● **WRITTEN TASK**: Write out the whole listing again, exactly.

● **EXERCISE DATA**:

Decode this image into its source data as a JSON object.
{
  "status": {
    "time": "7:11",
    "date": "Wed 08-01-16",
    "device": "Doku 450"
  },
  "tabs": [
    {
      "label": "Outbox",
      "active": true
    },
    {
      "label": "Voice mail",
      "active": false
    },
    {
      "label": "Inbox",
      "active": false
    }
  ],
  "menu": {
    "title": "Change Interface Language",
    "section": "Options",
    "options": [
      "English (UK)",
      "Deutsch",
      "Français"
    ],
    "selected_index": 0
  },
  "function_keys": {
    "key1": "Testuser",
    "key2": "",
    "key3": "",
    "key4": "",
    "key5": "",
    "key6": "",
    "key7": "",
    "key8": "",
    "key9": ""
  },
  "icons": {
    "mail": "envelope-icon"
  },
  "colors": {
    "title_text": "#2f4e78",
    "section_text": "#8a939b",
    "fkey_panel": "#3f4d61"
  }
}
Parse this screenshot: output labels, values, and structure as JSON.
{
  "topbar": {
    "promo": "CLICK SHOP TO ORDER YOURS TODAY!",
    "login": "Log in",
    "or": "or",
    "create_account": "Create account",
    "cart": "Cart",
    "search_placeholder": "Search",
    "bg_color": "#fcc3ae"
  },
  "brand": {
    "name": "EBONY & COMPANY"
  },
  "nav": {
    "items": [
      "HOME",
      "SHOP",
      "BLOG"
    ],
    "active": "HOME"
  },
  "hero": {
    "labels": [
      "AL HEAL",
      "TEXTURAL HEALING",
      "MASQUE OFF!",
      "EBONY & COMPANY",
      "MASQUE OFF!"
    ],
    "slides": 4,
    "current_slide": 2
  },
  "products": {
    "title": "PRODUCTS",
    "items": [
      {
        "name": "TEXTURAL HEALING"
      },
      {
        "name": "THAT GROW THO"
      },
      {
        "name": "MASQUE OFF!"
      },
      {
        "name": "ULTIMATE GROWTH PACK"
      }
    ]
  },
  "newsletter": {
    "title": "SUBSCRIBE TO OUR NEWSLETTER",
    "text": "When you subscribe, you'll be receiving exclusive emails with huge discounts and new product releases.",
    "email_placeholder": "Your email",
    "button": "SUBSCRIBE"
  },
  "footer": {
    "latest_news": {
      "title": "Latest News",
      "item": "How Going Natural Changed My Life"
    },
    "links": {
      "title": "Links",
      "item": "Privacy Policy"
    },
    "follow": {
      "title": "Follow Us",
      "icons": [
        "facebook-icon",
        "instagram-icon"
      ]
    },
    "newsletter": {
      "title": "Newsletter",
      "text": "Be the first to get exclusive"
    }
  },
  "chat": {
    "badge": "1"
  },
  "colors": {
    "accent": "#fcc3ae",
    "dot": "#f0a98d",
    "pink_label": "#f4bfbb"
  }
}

● **IN RESPONSE**:
Decode this image into its source data as a JSON object.
{
  "status": {
    "time": "7:11",
    "date": "Wed 08-01-16",
    "device": "Doku 450"
  },
  "tabs": [
    {
      "label": "Outbox",
      "active": true
    },
    {
      "label": "Voice mail",
      "active": false
    },
    {
      "label": "Inbox",
      "active": false
    }
  ],
  "menu": {
    "title": "Change Interface Language",
    "section": "Options",
    "options": [
      "English (UK)",
      "Deutsch",
      "Français"
    ],
    "selected_index": 0
  },
  "function_keys": {
    "key1": "Testuser",
    "key2": "",
    "key3": "",
    "key4": "",
    "key5": "",
    "key6": "",
    "key7": "",
    "key8": "",
    "key9": ""
  },
  "icons": {
    "mail": "envelope-icon"
  },
  "colors": {
    "title_text": "#2f4e78",
    "section_text": "#8a939b",
    "fkey_panel": "#3f4d61"
  }
}
Parse this screenshot: output labels, values, and structure as JSON.
{
  "topbar": {
    "promo": "CLICK SHOP TO ORDER YOURS TODAY!",
    "login": "Log in",
    "or": "or",
    "create_account": "Create account",
    "cart": "Cart",
    "search_placeholder": "Search",
    "bg_color": "#fcc3ae"
  },
  "brand": {
    "name": "EBONY & COMPANY"
  },
  "nav": {
    "items": [
      "HOME",
      "SHOP",
      "BLOG"
    ],
    "active": "HOME"
  },
  "hero": {
    "labels": [
      "AL HEAL",
      "TEXTURAL HEALING",
      "MASQUE OFF!",
      "EBONY & COMPANY",
      "MASQUE OFF!"
    ],
    "slides": 4,
    "current_slide": 2
  },
  "products": {
    "title": "PRODUCTS",
    "items": [
      {
        "name": "TEXTURAL HEALING"
      },
      {
        "name": "THAT GROW THO"
      },
      {
        "name": "MASQUE OFF!"
      },
      {
        "name": "ULTIMATE GROWTH PACK"
      }
    ]
  },
  "newsletter": {
    "title": "SUBSCRIBE TO OUR NEWSLETTER",
    "text": "When you subscribe, you'll be receiving exclusive emails with huge discounts and new product releases.",
    "email_placeholder": "Your email",
    "button": "SUBSCRIBE"
  },
  "footer": {
    "latest_news": {
      "title": "Latest News",
      "item": "How Going Natural Changed My Life"
    },
    "links": {
      "title": "Links",
      "item": "Privacy Policy"
    },
    "follow": {
      "title": "Follow Us",
      "icons": [
        "facebook-icon",
        "instagram-icon"
      ]
    },
    "newsletter": {
      "title": "Newsletter",
      "text": "Be the first to get exclusive"
    }
  },
  "chat": {
    "badge": "1"
  },
  "colors": {
    "accent": "#fcc3ae",
    "dot": "#f0a98d",
    "pink_label": "#f4bfbb"
  }
}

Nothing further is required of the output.